== SUPPLIED DATA ==
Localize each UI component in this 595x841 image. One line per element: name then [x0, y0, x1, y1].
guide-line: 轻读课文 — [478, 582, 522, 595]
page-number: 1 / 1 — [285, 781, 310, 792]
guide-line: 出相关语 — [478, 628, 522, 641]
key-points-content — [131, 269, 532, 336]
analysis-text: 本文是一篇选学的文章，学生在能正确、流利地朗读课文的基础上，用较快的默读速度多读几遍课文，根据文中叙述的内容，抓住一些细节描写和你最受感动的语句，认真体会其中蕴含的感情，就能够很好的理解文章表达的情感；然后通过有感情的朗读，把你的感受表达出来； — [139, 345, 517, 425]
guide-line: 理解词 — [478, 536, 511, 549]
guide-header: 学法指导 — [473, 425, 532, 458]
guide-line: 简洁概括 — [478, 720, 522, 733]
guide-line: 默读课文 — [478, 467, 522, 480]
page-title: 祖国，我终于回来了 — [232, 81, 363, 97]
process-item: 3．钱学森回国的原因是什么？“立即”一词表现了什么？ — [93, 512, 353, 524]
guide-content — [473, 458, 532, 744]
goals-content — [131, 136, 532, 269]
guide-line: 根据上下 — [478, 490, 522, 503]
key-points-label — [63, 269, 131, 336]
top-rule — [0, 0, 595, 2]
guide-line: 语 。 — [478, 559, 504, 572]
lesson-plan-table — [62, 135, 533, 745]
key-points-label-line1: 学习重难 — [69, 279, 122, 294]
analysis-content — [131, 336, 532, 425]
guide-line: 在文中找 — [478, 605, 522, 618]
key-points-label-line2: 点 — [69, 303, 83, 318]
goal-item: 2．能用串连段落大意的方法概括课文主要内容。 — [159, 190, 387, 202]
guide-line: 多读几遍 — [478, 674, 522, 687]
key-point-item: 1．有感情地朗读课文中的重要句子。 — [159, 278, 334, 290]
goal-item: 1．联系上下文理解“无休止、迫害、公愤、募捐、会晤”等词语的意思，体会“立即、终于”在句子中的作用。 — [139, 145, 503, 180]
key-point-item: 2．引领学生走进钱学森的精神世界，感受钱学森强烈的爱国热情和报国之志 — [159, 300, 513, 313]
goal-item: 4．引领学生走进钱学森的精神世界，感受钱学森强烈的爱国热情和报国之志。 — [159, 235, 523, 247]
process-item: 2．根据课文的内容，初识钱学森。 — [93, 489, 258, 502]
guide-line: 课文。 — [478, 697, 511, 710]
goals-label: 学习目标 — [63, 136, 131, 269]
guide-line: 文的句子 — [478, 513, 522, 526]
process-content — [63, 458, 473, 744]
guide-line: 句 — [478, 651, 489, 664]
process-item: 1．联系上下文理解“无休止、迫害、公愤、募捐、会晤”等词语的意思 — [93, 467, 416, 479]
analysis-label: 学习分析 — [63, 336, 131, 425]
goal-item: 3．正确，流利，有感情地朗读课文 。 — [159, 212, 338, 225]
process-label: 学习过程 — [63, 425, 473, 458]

== PROBLEM DESCRIPTION ==
Convert the stretch of data above, from its first line through the line containing "goal-item: 4．引领学生走进钱学森的精神世界，感受钱学森强烈的爱国热情和报国之志。 —", into a JSON list of strings, one string per line, with blank lines left out.

== THE RESPONSE ==
[
  "Localize each UI component in this 595x841 image. One line per element: name then [x0, y0, x1, y1].",
  "guide-line: 轻读课文 — [478, 582, 522, 595]",
  "page-number: 1 / 1 — [285, 781, 310, 792]",
  "guide-line: 出相关语 — [478, 628, 522, 641]",
  "key-points-content — [131, 269, 532, 336]",
  "analysis-text: 本文是一篇选学的文章，学生在能正确、流利地朗读课文的基础上，用较快的默读速度多读几遍课文，根据文中叙述的内容，抓住一些细节描写和你最受感动的语句，认真体会其中蕴含的感情，就能够很好的理解文章表达的情感；然后通过有感情的朗读，把你的感受表达出来； — [139, 345, 517, 425]",
  "guide-line: 理解词 — [478, 536, 511, 549]",
  "guide-header: 学法指导 — [473, 425, 532, 458]",
  "guide-line: 简洁概括 — [478, 720, 522, 733]",
  "guide-line: 默读课文 — [478, 467, 522, 480]",
  "page-title: 祖国，我终于回来了 — [232, 81, 363, 97]",
  "process-item: 3．钱学森回国的原因是什么？“立即”一词表现了什么？ — [93, 512, 353, 524]",
  "guide-content — [473, 458, 532, 744]",
  "goals-content — [131, 136, 532, 269]",
  "guide-line: 根据上下 — [478, 490, 522, 503]",
  "key-points-label — [63, 269, 131, 336]",
  "top-rule — [0, 0, 595, 2]",
  "guide-line: 语 。 — [478, 559, 504, 572]",
  "lesson-plan-table — [62, 135, 533, 745]",
  "key-points-label-line1: 学习重难 — [69, 279, 122, 294]",
  "analysis-content — [131, 336, 532, 425]",
  "guide-line: 在文中找 — [478, 605, 522, 618]",
  "key-points-label-line2: 点 — [69, 303, 83, 318]",
  "goal-item: 2．能用串连段落大意的方法概括课文主要内容。 — [159, 190, 387, 202]",
  "guide-line: 多读几遍 — [478, 674, 522, 687]",
  "key-point-item: 1．有感情地朗读课文中的重要句子。 — [159, 278, 334, 290]",
  "goal-item: 1．联系上下文理解“无休止、迫害、公愤、募捐、会晤”等词语的意思，体会“立即、终于”在句子中的作用。 — [139, 145, 503, 180]",
  "key-point-item: 2．引领学生走进钱学森的精神世界，感受钱学森强烈的爱国热情和报国之志 — [159, 300, 513, 313]",
  "goal-item: 4．引领学生走进钱学森的精神世界，感受钱学森强烈的爱国热情和报国之志。 — [159, 235, 523, 247]"
]